» **Task statement**: Go through the entries and say how many lines contain the string "יסודי". The number is the whole answer.

-- START --

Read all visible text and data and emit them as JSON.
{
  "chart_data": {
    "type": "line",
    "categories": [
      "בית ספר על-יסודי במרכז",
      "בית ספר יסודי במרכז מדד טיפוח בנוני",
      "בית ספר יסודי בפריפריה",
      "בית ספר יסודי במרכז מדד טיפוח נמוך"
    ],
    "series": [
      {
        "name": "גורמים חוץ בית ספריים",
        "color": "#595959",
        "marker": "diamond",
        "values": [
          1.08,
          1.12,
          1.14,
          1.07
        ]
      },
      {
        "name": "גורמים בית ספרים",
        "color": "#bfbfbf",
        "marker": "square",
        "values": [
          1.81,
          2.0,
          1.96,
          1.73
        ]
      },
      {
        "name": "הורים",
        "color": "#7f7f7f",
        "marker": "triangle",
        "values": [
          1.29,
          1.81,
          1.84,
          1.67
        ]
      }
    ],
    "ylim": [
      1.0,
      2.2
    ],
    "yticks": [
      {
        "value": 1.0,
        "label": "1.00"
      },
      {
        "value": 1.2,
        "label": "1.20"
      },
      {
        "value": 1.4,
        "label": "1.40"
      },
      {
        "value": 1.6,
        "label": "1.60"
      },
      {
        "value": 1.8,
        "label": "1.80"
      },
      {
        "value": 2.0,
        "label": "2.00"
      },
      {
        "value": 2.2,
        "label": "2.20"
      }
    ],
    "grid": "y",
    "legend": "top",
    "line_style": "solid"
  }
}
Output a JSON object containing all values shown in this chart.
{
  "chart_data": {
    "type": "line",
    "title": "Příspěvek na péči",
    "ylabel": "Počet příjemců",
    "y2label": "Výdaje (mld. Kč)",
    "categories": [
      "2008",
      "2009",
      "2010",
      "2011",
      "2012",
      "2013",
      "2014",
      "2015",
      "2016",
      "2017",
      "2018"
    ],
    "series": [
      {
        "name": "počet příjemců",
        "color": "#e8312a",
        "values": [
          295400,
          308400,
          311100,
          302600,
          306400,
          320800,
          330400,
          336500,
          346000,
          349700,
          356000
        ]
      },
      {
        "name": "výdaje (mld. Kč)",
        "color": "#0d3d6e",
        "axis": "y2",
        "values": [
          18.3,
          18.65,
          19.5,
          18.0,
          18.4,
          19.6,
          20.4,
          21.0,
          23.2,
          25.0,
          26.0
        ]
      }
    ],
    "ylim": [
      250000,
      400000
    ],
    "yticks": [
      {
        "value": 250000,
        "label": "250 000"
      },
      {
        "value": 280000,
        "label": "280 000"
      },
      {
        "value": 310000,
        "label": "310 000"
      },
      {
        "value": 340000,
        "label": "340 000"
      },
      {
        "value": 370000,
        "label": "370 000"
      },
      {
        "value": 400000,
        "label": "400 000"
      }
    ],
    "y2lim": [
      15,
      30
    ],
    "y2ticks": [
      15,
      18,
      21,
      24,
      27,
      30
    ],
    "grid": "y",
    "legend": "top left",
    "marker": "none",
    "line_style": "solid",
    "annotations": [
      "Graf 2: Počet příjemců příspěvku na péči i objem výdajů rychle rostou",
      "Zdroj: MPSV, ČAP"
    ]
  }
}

-- END --

» **The result**: 4